> [What the task requires]:
In the listing below, locate the lines that hold the string "кадастровая". Copy those lines.

============================================================

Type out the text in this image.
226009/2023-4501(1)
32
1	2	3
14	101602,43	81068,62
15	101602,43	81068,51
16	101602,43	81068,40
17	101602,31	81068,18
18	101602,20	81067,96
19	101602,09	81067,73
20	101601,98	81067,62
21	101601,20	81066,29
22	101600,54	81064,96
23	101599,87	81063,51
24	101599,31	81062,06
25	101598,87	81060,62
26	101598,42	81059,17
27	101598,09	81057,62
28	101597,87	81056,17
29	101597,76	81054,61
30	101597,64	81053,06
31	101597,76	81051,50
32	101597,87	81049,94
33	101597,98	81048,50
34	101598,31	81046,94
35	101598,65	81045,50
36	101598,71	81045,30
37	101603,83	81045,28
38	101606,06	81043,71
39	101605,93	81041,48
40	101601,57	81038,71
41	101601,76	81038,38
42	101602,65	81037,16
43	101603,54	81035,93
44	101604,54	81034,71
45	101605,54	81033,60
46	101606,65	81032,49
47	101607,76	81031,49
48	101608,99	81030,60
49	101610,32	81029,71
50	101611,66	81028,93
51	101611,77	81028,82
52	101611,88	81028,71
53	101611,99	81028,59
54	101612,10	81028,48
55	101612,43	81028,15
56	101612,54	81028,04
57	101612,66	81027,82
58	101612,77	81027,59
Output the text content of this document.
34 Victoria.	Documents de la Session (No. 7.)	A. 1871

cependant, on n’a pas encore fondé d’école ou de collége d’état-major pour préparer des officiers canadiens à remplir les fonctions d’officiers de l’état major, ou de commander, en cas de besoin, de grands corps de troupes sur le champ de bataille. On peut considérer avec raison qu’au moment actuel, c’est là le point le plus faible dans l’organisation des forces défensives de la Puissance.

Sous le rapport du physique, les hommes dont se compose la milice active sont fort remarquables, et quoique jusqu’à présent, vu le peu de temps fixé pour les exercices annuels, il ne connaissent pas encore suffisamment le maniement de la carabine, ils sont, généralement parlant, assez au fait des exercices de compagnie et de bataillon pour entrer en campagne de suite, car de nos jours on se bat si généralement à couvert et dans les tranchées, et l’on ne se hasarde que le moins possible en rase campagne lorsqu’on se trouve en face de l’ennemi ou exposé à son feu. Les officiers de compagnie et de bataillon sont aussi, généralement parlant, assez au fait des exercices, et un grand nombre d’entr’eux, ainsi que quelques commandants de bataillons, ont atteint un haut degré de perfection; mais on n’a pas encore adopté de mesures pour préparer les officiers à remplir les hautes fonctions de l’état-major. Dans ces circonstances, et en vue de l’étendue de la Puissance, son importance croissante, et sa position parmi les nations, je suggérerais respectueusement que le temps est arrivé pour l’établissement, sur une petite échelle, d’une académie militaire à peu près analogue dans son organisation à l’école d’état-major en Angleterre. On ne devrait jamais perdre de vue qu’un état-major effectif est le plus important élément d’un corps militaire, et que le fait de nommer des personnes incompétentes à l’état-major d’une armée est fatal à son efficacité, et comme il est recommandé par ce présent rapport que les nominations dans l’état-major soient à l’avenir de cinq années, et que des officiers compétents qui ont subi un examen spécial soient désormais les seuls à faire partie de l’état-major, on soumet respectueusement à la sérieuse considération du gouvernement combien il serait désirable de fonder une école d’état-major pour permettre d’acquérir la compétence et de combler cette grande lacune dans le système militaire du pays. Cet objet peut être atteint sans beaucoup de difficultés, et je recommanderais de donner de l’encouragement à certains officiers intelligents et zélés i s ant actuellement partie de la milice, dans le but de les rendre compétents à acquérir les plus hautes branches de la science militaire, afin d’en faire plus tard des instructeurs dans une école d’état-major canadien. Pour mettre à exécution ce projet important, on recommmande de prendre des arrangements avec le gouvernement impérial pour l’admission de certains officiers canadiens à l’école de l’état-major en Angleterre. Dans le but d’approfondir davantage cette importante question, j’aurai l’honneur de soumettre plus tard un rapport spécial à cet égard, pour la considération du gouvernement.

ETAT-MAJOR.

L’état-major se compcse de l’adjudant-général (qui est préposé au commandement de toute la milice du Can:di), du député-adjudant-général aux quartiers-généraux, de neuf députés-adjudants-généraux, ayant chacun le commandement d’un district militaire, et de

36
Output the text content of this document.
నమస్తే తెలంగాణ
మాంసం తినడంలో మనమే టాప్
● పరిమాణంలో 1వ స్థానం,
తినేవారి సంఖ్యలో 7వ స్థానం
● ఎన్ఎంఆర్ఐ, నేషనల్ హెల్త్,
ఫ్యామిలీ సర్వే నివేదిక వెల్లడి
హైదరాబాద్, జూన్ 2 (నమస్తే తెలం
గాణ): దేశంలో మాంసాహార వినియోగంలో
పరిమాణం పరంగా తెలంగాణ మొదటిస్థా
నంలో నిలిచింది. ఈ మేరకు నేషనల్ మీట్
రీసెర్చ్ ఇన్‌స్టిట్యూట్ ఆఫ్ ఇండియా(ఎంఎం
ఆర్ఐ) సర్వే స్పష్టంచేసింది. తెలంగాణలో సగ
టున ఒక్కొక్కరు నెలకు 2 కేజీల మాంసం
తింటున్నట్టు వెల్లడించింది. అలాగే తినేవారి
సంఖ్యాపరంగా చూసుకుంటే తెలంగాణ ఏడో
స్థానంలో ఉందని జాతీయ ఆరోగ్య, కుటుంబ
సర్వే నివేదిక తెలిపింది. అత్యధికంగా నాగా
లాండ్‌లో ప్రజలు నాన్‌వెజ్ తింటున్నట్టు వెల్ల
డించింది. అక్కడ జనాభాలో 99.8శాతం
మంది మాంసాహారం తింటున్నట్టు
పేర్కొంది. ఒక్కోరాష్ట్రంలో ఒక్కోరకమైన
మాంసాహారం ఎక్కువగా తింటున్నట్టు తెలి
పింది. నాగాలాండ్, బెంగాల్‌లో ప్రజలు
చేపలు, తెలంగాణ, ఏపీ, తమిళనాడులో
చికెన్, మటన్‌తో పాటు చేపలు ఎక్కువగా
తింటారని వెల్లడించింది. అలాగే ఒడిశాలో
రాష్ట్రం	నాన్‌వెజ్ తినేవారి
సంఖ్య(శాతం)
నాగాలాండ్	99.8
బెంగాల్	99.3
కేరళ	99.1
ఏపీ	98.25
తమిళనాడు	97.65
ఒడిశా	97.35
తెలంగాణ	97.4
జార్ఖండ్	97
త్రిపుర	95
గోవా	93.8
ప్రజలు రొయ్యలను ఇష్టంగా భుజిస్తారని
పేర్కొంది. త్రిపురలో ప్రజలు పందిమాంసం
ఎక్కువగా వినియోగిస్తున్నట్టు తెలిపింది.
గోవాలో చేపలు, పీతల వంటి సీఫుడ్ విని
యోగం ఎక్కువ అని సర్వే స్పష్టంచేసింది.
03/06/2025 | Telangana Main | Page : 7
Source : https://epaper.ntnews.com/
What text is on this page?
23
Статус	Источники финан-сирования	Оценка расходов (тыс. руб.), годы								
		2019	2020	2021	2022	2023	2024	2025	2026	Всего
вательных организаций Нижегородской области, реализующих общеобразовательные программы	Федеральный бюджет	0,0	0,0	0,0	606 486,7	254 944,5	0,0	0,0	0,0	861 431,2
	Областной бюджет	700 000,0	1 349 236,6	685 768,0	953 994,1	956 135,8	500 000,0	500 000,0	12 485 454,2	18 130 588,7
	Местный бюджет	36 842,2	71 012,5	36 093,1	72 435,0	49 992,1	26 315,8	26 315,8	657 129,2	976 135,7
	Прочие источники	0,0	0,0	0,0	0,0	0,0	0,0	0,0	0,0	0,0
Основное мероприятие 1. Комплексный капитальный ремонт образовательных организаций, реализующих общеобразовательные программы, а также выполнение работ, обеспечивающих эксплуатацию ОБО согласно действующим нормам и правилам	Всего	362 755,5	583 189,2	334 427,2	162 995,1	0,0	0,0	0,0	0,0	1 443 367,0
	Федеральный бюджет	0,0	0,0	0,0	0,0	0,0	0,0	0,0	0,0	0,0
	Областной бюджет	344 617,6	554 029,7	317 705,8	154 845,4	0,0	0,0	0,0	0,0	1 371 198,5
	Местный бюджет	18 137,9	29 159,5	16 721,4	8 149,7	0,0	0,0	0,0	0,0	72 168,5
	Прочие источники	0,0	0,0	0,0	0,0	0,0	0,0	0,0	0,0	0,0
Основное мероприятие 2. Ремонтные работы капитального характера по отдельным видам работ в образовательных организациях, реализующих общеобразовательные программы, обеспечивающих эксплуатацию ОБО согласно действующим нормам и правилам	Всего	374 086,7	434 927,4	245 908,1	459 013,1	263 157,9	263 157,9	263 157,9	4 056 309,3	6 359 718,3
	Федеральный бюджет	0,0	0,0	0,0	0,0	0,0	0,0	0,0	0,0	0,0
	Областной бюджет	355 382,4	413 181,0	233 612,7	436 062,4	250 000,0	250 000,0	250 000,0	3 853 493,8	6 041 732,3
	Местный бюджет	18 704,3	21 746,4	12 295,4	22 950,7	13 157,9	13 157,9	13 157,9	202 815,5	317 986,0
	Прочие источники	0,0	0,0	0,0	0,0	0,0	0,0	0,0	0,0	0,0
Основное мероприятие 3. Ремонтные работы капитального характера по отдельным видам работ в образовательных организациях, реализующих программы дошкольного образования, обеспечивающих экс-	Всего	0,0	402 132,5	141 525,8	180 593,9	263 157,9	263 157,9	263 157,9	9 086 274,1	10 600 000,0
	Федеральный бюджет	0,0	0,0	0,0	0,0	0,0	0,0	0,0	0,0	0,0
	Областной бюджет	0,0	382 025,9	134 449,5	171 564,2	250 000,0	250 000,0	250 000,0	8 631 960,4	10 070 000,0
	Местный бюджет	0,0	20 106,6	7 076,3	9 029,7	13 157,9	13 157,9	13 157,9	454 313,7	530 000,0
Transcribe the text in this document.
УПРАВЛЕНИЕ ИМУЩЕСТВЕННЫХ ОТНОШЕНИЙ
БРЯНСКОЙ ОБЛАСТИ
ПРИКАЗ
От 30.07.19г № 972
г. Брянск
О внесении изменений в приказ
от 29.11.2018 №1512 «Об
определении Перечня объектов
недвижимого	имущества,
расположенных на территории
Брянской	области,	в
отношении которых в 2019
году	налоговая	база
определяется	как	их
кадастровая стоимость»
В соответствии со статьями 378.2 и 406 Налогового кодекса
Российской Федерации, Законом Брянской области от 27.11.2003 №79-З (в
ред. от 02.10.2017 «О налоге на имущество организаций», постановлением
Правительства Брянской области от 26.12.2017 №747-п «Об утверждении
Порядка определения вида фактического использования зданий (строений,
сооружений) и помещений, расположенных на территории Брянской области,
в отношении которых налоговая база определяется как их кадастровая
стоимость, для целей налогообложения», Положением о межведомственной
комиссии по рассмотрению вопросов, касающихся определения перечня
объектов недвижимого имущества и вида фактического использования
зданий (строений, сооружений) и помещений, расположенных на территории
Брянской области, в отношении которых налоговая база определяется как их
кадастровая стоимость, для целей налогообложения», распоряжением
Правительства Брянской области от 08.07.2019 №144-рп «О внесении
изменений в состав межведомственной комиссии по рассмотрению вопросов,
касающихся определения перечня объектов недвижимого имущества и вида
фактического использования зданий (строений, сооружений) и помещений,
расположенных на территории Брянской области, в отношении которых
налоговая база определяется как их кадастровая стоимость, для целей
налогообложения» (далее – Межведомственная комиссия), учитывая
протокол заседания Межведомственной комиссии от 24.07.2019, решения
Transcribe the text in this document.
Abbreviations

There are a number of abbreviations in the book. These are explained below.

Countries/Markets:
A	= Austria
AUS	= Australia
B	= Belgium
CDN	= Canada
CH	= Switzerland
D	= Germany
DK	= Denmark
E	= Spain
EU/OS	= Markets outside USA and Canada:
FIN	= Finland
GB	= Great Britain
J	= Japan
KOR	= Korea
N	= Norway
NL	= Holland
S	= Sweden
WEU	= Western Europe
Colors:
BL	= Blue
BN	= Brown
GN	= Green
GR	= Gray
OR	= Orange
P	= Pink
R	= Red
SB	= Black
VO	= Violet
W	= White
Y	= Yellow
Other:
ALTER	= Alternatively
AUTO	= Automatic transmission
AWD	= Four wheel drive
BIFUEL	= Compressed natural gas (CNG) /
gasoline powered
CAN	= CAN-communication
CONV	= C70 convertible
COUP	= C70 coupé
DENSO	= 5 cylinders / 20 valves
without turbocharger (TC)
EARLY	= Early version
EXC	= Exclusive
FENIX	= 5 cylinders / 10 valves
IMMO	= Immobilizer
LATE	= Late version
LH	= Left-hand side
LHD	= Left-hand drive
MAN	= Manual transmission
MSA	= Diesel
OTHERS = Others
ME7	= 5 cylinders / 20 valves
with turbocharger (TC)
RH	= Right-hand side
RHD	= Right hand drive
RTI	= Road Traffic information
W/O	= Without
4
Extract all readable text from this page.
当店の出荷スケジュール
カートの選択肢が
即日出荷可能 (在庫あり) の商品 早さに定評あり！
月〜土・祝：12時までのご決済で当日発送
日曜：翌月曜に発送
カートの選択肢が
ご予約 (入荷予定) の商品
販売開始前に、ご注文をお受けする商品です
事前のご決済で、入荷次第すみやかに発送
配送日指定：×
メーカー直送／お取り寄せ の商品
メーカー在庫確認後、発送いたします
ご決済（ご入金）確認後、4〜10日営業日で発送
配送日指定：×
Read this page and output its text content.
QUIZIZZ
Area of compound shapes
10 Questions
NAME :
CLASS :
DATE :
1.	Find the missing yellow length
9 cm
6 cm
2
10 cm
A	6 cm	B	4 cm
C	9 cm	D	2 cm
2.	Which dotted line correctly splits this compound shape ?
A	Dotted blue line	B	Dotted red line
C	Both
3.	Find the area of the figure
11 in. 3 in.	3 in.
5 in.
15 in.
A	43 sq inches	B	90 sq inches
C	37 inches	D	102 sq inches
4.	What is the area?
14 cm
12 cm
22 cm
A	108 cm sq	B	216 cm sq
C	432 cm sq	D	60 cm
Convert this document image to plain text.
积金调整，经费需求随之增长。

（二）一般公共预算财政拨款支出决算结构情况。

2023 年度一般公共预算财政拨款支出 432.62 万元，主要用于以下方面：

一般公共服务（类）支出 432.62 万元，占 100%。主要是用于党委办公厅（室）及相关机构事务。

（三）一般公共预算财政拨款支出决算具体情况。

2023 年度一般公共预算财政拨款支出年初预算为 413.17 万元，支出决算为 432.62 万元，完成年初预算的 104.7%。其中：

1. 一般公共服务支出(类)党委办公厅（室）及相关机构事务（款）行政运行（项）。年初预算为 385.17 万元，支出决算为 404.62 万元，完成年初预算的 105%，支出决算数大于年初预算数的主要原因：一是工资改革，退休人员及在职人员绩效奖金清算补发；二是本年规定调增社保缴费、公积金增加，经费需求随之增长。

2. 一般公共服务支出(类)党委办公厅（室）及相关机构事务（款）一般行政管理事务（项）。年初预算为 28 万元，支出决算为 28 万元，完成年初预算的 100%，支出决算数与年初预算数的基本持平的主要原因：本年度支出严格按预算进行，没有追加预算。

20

============================================================

> [Solution to the exercise]:
кадастровая стоимость»
в отношении которых налоговая база определяется как их кадастровая
кадастровая стоимость, для целей налогообложения», распоряжением
налоговая база определяется как их кадастровая стоимость, для целей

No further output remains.